→ **INSTRUCTIONS FOR THE TASK**:
Go through the data below and gather each line containing "Номер".

Stored data:
## START

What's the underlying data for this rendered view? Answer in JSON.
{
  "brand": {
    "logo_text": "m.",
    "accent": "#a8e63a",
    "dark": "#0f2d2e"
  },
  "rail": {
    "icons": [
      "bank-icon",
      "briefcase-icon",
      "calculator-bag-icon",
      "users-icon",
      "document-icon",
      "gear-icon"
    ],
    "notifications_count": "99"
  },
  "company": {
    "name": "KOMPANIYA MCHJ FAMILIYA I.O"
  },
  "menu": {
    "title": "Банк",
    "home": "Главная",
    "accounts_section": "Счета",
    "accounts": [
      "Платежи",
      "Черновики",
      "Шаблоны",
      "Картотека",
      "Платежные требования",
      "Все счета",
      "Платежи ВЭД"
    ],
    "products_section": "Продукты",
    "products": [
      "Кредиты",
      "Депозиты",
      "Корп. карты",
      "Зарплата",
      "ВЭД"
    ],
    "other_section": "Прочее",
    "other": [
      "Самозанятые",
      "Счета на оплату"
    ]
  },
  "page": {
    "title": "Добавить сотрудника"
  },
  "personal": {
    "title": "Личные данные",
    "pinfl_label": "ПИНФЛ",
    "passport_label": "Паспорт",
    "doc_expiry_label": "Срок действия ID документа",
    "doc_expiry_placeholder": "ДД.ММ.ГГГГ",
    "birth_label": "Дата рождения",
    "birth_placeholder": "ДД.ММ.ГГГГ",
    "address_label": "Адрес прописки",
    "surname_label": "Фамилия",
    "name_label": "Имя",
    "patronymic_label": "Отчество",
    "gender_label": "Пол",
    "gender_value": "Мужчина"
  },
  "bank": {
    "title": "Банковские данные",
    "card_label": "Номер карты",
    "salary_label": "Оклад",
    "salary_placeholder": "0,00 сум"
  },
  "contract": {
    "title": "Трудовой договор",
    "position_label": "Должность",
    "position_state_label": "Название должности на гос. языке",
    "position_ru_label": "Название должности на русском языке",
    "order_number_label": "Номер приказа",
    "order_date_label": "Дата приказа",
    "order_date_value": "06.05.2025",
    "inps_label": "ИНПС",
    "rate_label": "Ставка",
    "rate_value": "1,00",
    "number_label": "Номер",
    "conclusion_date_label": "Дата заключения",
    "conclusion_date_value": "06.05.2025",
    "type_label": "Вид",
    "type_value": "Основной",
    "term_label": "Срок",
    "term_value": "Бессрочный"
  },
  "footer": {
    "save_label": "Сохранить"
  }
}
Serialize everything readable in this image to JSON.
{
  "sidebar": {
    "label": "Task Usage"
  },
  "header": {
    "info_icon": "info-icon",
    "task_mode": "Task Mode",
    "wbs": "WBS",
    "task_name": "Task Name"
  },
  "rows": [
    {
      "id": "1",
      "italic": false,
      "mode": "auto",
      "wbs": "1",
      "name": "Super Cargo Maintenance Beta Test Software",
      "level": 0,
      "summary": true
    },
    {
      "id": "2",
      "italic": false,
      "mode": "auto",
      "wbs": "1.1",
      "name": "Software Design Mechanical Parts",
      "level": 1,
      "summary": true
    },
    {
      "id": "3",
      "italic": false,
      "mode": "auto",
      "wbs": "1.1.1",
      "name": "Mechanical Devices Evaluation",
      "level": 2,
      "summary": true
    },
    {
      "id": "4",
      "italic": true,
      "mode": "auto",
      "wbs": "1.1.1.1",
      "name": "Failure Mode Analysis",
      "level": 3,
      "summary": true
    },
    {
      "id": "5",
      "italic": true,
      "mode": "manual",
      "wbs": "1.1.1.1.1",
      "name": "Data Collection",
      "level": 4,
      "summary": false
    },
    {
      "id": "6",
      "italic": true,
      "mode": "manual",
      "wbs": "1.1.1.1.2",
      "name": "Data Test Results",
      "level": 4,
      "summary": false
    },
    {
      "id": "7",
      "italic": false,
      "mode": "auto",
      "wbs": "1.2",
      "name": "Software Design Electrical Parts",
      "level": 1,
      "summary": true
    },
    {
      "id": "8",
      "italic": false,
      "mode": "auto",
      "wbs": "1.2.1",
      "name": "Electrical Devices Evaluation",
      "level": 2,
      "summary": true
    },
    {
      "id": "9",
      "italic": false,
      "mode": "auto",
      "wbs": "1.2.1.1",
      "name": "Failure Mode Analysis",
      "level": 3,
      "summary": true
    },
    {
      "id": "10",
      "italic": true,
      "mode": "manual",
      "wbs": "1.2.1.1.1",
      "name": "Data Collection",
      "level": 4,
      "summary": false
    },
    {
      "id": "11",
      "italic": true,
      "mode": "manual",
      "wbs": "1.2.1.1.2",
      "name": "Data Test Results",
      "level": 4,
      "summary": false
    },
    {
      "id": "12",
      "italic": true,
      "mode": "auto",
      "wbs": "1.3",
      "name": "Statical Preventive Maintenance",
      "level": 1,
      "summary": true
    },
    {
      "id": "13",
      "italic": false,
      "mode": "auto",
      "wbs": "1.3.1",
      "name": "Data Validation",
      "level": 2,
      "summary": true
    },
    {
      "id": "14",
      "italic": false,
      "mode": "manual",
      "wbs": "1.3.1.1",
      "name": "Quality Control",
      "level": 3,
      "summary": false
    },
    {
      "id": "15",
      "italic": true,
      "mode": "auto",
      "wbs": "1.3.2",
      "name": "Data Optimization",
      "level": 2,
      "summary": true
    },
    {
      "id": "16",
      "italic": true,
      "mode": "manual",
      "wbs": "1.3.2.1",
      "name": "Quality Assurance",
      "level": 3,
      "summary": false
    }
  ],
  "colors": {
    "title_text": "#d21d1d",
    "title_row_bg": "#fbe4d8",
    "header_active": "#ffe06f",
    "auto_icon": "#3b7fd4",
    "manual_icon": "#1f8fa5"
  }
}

## END

→ **REPLY TO THE EXERCISE**:
    "card_label": "Номер карты",
    "order_number_label": "Номер приказа",
    "number_label": "Номер",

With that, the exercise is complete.